### [CHALLENGE]
Repeat the lines that follow, leaving nothing out.

### [RECORD EXTRACTS]

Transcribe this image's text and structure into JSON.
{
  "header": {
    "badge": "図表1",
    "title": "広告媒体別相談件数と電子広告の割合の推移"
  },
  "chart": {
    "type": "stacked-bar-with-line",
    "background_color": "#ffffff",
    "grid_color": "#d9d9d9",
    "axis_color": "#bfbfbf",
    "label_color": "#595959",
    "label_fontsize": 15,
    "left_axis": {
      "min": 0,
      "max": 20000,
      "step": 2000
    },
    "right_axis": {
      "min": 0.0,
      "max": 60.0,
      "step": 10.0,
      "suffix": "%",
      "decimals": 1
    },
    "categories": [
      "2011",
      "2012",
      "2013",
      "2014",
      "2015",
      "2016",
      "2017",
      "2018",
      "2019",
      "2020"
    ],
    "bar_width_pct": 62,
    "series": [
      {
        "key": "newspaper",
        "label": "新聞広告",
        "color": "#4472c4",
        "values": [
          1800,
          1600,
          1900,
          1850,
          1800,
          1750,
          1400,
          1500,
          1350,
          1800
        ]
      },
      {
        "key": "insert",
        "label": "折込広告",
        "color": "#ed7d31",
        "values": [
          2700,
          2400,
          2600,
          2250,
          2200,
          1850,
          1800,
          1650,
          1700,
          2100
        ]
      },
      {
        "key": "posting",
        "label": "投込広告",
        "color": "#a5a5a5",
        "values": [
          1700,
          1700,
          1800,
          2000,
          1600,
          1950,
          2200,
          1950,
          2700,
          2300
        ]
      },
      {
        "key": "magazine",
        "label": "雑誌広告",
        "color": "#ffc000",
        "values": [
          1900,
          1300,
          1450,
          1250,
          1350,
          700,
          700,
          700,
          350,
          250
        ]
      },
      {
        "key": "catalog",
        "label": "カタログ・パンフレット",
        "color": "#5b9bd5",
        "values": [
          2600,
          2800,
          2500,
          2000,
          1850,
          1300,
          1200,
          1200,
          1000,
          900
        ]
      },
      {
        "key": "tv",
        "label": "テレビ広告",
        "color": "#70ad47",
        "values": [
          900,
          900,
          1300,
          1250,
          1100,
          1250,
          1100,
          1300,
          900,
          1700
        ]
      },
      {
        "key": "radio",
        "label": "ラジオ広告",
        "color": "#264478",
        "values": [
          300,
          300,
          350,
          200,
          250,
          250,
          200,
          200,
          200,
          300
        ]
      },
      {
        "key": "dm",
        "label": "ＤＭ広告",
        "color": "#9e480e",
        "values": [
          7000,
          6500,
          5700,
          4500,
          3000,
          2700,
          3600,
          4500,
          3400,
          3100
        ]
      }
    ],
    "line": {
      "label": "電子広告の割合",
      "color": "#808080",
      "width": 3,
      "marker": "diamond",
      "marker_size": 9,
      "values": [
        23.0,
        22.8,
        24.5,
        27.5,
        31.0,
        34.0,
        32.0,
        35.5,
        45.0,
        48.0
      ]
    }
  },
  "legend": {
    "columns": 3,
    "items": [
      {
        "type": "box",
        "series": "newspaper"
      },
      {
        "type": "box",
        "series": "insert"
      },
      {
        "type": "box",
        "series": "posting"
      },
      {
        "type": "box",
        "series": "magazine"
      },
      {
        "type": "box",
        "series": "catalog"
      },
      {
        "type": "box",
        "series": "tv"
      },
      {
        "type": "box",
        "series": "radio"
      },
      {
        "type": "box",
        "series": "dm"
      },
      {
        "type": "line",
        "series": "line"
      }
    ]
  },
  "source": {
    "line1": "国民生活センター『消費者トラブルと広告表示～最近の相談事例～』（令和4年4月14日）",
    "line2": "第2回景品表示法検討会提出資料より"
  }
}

### [REPLY]
Transcribe this image's text and structure into JSON.
{
  "header": {
    "badge": "図表1",
    "title": "広告媒体別相談件数と電子広告の割合の推移"
  },
  "chart": {
    "type": "stacked-bar-with-line",
    "background_color": "#ffffff",
    "grid_color": "#d9d9d9",
    "axis_color": "#bfbfbf",
    "label_color": "#595959",
    "label_fontsize": 15,
    "left_axis": {
      "min": 0,
      "max": 20000,
      "step": 2000
    },
    "right_axis": {
      "min": 0.0,
      "max": 60.0,
      "step": 10.0,
      "suffix": "%",
      "decimals": 1
    },
    "categories": [
      "2011",
      "2012",
      "2013",
      "2014",
      "2015",
      "2016",
      "2017",
      "2018",
      "2019",
      "2020"
    ],
    "bar_width_pct": 62,
    "series": [
      {
        "key": "newspaper",
        "label": "新聞広告",
        "color": "#4472c4",
        "values": [
          1800,
          1600,
          1900,
          1850,
          1800,
          1750,
          1400,
          1500,
          1350,
          1800
        ]
      },
      {
        "key": "insert",
        "label": "折込広告",
        "color": "#ed7d31",
        "values": [
          2700,
          2400,
          2600,
          2250,
          2200,
          1850,
          1800,
          1650,
          1700,
          2100
        ]
      },
      {
        "key": "posting",
        "label": "投込広告",
        "color": "#a5a5a5",
        "values": [
          1700,
          1700,
          1800,
          2000,
          1600,
          1950,
          2200,
          1950,
          2700,
          2300
        ]
      },
      {
        "key": "magazine",
        "label": "雑誌広告",
        "color": "#ffc000",
        "values": [
          1900,
          1300,
          1450,
          1250,
          1350,
          700,
          700,
          700,
          350,
          250
        ]
      },
      {
        "key": "catalog",
        "label": "カタログ・パンフレット",
        "color": "#5b9bd5",
        "values": [
          2600,
          2800,
          2500,
          2000,
          1850,
          1300,
          1200,
          1200,
          1000,
          900
        ]
      },
      {
        "key": "tv",
        "label": "テレビ広告",
        "color": "#70ad47",
        "values": [
          900,
          900,
          1300,
          1250,
          1100,
          1250,
          1100,
          1300,
          900,
          1700
        ]
      },
      {
        "key": "radio",
        "label": "ラジオ広告",
        "color": "#264478",
        "values": [
          300,
          300,
          350,
          200,
          250,
          250,
          200,
          200,
          200,
          300
        ]
      },
      {
        "key": "dm",
        "label": "ＤＭ広告",
        "color": "#9e480e",
        "values": [
          7000,
          6500,
          5700,
          4500,
          3000,
          2700,
          3600,
          4500,
          3400,
          3100
        ]
      }
    ],
    "line": {
      "label": "電子広告の割合",
      "color": "#808080",
      "width": 3,
      "marker": "diamond",
      "marker_size": 9,
      "values": [
        23.0,
        22.8,
        24.5,
        27.5,
        31.0,
        34.0,
        32.0,
        35.5,
        45.0,
        48.0
      ]
    }
  },
  "legend": {
    "columns": 3,
    "items": [
      {
        "type": "box",
        "series": "newspaper"
      },
      {
        "type": "box",
        "series": "insert"
      },
      {
        "type": "box",
        "series": "posting"
      },
      {
        "type": "box",
        "series": "magazine"
      },
      {
        "type": "box",
        "series": "catalog"
      },
      {
        "type": "box",
        "series": "tv"
      },
      {
        "type": "box",
        "series": "radio"
      },
      {
        "type": "box",
        "series": "dm"
      },
      {
        "type": "line",
        "series": "line"
      }
    ]
  },
  "source": {
    "line1": "国民生活センター『消費者トラブルと広告表示～最近の相談事例～』（令和4年4月14日）",
    "line2": "第2回景品表示法検討会提出資料より"
  }
}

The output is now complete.